▶ [Exercise goal]
Copy out all of the material, matching it word for word.

▶ [Provided information]
--- start ---

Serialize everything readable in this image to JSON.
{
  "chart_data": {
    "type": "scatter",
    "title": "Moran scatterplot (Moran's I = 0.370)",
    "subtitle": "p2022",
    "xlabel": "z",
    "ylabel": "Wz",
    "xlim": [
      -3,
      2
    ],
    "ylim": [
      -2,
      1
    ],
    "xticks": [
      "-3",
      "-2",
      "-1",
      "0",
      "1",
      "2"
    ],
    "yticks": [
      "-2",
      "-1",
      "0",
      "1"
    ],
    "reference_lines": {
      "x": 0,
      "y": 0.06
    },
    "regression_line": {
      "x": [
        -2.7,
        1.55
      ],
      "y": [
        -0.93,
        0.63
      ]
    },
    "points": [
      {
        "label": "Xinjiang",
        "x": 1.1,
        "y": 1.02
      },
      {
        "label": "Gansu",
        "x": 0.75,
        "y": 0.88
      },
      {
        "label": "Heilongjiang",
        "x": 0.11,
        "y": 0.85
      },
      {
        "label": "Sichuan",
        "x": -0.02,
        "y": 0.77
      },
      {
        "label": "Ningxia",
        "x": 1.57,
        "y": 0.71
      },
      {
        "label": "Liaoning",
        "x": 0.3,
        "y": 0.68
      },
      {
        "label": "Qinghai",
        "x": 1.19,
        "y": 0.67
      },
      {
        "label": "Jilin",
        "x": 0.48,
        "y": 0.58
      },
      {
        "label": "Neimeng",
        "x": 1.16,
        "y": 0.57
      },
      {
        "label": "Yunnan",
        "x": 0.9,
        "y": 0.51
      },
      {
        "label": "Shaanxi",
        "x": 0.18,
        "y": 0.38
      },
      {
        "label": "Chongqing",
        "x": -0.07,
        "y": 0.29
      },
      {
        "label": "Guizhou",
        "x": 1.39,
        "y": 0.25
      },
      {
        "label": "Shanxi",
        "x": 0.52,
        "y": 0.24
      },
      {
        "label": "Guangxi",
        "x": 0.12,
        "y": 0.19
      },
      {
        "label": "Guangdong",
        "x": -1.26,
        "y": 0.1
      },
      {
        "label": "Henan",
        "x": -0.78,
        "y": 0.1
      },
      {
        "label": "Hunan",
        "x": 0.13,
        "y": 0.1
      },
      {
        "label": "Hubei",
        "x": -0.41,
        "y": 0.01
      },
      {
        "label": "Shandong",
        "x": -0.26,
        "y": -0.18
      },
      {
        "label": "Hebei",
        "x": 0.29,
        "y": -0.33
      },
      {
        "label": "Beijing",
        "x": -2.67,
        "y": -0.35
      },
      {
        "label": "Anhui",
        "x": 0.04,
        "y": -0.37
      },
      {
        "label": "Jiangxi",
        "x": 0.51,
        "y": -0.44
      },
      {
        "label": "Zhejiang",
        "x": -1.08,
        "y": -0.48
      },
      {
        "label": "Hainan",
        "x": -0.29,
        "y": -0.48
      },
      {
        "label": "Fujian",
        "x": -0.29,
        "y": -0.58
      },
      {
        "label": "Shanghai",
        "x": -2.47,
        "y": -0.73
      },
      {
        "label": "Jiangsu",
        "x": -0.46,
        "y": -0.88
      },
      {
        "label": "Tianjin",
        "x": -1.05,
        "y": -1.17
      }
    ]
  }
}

--- end ---

▶ [The response]
Serialize everything readable in this image to JSON.
{
  "chart_data": {
    "type": "scatter",
    "title": "Moran scatterplot (Moran's I = 0.370)",
    "subtitle": "p2022",
    "xlabel": "z",
    "ylabel": "Wz",
    "xlim": [
      -3,
      2
    ],
    "ylim": [
      -2,
      1
    ],
    "xticks": [
      "-3",
      "-2",
      "-1",
      "0",
      "1",
      "2"
    ],
    "yticks": [
      "-2",
      "-1",
      "0",
      "1"
    ],
    "reference_lines": {
      "x": 0,
      "y": 0.06
    },
    "regression_line": {
      "x": [
        -2.7,
        1.55
      ],
      "y": [
        -0.93,
        0.63
      ]
    },
    "points": [
      {
        "label": "Xinjiang",
        "x": 1.1,
        "y": 1.02
      },
      {
        "label": "Gansu",
        "x": 0.75,
        "y": 0.88
      },
      {
        "label": "Heilongjiang",
        "x": 0.11,
        "y": 0.85
      },
      {
        "label": "Sichuan",
        "x": -0.02,
        "y": 0.77
      },
      {
        "label": "Ningxia",
        "x": 1.57,
        "y": 0.71
      },
      {
        "label": "Liaoning",
        "x": 0.3,
        "y": 0.68
      },
      {
        "label": "Qinghai",
        "x": 1.19,
        "y": 0.67
      },
      {
        "label": "Jilin",
        "x": 0.48,
        "y": 0.58
      },
      {
        "label": "Neimeng",
        "x": 1.16,
        "y": 0.57
      },
      {
        "label": "Yunnan",
        "x": 0.9,
        "y": 0.51
      },
      {
        "label": "Shaanxi",
        "x": 0.18,
        "y": 0.38
      },
      {
        "label": "Chongqing",
        "x": -0.07,
        "y": 0.29
      },
      {
        "label": "Guizhou",
        "x": 1.39,
        "y": 0.25
      },
      {
        "label": "Shanxi",
        "x": 0.52,
        "y": 0.24
      },
      {
        "label": "Guangxi",
        "x": 0.12,
        "y": 0.19
      },
      {
        "label": "Guangdong",
        "x": -1.26,
        "y": 0.1
      },
      {
        "label": "Henan",
        "x": -0.78,
        "y": 0.1
      },
      {
        "label": "Hunan",
        "x": 0.13,
        "y": 0.1
      },
      {
        "label": "Hubei",
        "x": -0.41,
        "y": 0.01
      },
      {
        "label": "Shandong",
        "x": -0.26,
        "y": -0.18
      },
      {
        "label": "Hebei",
        "x": 0.29,
        "y": -0.33
      },
      {
        "label": "Beijing",
        "x": -2.67,
        "y": -0.35
      },
      {
        "label": "Anhui",
        "x": 0.04,
        "y": -0.37
      },
      {
        "label": "Jiangxi",
        "x": 0.51,
        "y": -0.44
      },
      {
        "label": "Zhejiang",
        "x": -1.08,
        "y": -0.48
      },
      {
        "label": "Hainan",
        "x": -0.29,
        "y": -0.48
      },
      {
        "label": "Fujian",
        "x": -0.29,
        "y": -0.58
      },
      {
        "label": "Shanghai",
        "x": -2.47,
        "y": -0.73
      },
      {
        "label": "Jiangsu",
        "x": -0.46,
        "y": -0.88
      },
      {
        "label": "Tianjin",
        "x": -1.05,
        "y": -1.17
      }
    ]
  }
}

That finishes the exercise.